**TASK BRIEF**:
The listing below must be repeated word for word, with its images excluded.

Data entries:

+---+

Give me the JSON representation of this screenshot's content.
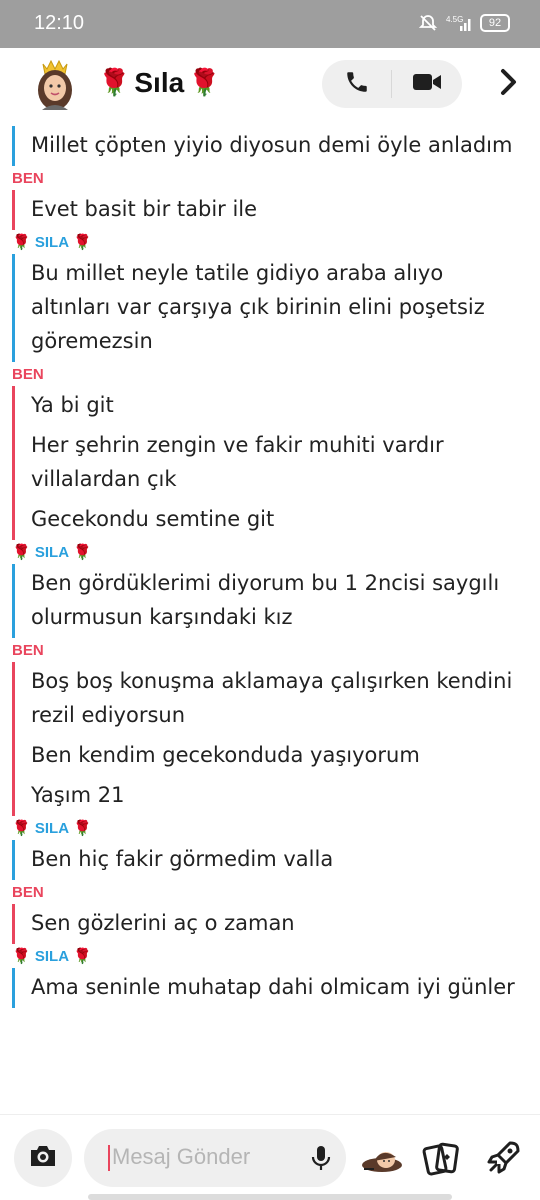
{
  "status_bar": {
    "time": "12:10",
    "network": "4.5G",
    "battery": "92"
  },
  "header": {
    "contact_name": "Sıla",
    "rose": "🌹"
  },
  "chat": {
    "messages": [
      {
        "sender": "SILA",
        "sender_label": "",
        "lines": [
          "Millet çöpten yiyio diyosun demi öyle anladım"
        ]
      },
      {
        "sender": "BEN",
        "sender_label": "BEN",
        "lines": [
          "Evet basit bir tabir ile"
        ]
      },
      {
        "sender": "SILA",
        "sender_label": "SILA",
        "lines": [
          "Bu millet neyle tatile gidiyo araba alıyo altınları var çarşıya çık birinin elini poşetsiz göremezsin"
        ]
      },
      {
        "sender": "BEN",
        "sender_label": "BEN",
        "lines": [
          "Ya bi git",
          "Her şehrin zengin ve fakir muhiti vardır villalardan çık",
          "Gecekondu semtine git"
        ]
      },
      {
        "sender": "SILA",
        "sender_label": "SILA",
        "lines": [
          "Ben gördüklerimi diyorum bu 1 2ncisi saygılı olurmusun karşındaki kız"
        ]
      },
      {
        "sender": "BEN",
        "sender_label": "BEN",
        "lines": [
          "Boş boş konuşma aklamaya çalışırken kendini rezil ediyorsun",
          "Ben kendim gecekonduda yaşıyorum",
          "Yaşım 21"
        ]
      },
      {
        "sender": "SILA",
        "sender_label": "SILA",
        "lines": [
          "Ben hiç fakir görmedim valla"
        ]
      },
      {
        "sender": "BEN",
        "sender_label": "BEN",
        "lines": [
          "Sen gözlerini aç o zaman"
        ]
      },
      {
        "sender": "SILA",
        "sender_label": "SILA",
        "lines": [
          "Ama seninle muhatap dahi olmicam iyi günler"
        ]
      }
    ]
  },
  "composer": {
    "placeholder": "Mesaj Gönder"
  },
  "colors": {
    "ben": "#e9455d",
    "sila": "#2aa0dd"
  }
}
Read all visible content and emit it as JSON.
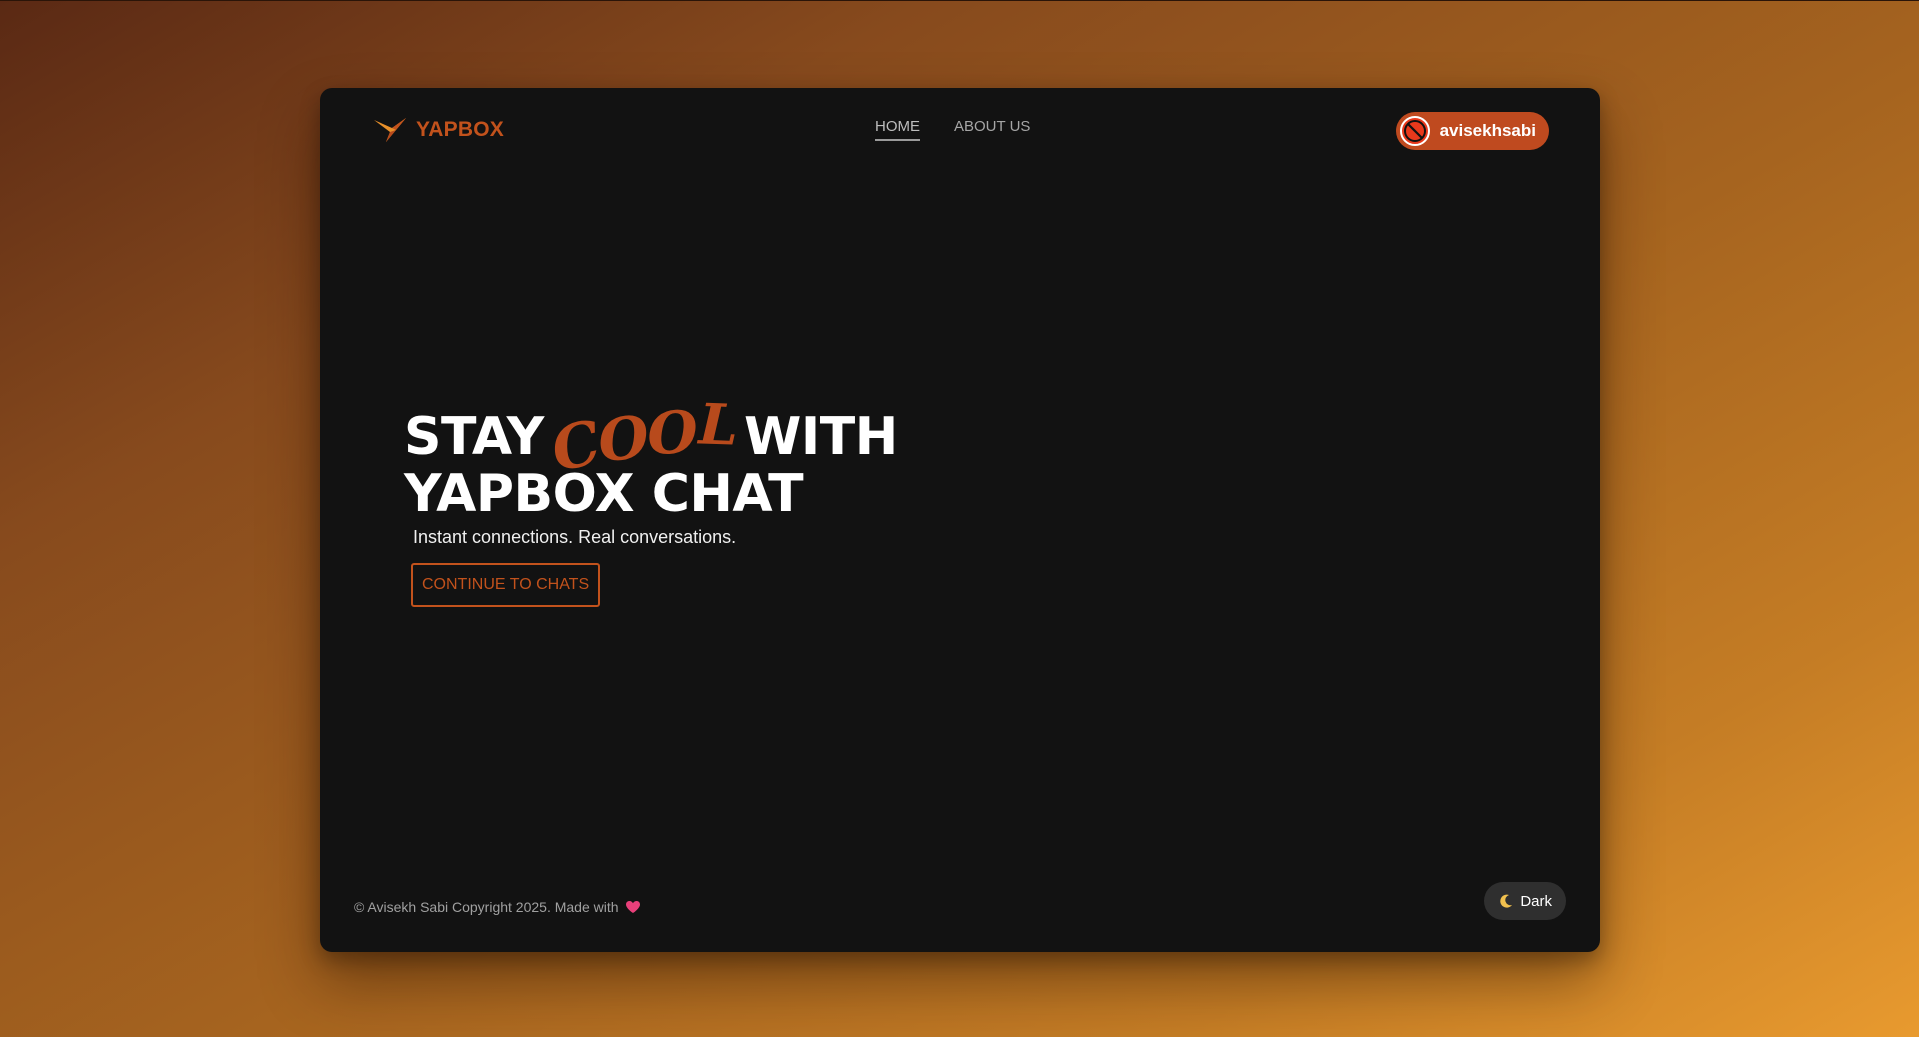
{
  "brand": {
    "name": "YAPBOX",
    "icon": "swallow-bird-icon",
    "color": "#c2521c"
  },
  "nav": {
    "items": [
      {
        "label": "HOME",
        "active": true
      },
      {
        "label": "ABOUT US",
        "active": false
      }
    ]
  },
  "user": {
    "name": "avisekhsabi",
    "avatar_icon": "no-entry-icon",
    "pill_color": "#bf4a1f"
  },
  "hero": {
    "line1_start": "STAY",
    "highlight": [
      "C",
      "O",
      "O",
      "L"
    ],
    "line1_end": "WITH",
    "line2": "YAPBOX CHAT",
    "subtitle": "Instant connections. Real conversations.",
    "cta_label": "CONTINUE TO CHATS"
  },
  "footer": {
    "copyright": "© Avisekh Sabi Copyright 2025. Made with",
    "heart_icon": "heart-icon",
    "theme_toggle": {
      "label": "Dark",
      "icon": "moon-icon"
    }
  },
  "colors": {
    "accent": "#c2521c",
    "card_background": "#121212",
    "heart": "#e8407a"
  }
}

+---+

**EXERCISE OUTPUT**:
Give me the JSON representation of this screenshot's content.
{
  "status_bar": {
    "time": "12:10",
    "network": "4.5G",
    "battery": "92"
  },
  "header": {
    "contact_name": "Sıla",
    "rose": "🌹"
  },
  "chat": {
    "messages": [
      {
        "sender": "SILA",
        "sender_label": "",
        "lines": [
          "Millet çöpten yiyio diyosun demi öyle anladım"
        ]
      },
      {
        "sender": "BEN",
        "sender_label": "BEN",
        "lines": [
          "Evet basit bir tabir ile"
        ]
      },
      {
        "sender": "SILA",
        "sender_label": "SILA",
        "lines": [
          "Bu millet neyle tatile gidiyo araba alıyo altınları var çarşıya çık birinin elini poşetsiz göremezsin"
        ]
      },
      {
        "sender": "BEN",
        "sender_label": "BEN",
        "lines": [
          "Ya bi git",
          "Her şehrin zengin ve fakir muhiti vardır villalardan çık",
          "Gecekondu semtine git"
        ]
      },
      {
        "sender": "SILA",
        "sender_label": "SILA",
        "lines": [
          "Ben gördüklerimi diyorum bu 1 2ncisi saygılı olurmusun karşındaki kız"
        ]
      },
      {
        "sender": "BEN",
        "sender_label": "BEN",
        "lines": [
          "Boş boş konuşma aklamaya çalışırken kendini rezil ediyorsun",
          "Ben kendim gecekonduda yaşıyorum",
          "Yaşım 21"
        ]
      },
      {
        "sender": "SILA",
        "sender_label": "SILA",
        "lines": [
          "Ben hiç fakir görmedim valla"
        ]
      },
      {
        "sender": "BEN",
        "sender_label": "BEN",
        "lines": [
          "Sen gözlerini aç o zaman"
        ]
      },
      {
        "sender": "SILA",
        "sender_label": "SILA",
        "lines": [
          "Ama seninle muhatap dahi olmicam iyi günler"
        ]
      }
    ]
  },
  "composer": {
    "placeholder": "Mesaj Gönder"
  },
  "colors": {
    "ben": "#e9455d",
    "sila": "#2aa0dd"
  }
}
Read all visible content and emit it as JSON.
{
  "brand": {
    "name": "YAPBOX",
    "icon": "swallow-bird-icon",
    "color": "#c2521c"
  },
  "nav": {
    "items": [
      {
        "label": "HOME",
        "active": true
      },
      {
        "label": "ABOUT US",
        "active": false
      }
    ]
  },
  "user": {
    "name": "avisekhsabi",
    "avatar_icon": "no-entry-icon",
    "pill_color": "#bf4a1f"
  },
  "hero": {
    "line1_start": "STAY",
    "highlight": [
      "C",
      "O",
      "O",
      "L"
    ],
    "line1_end": "WITH",
    "line2": "YAPBOX CHAT",
    "subtitle": "Instant connections. Real conversations.",
    "cta_label": "CONTINUE TO CHATS"
  },
  "footer": {
    "copyright": "© Avisekh Sabi Copyright 2025. Made with",
    "heart_icon": "heart-icon",
    "theme_toggle": {
      "label": "Dark",
      "icon": "moon-icon"
    }
  },
  "colors": {
    "accent": "#c2521c",
    "card_background": "#121212",
    "heart": "#e8407a"
  }
}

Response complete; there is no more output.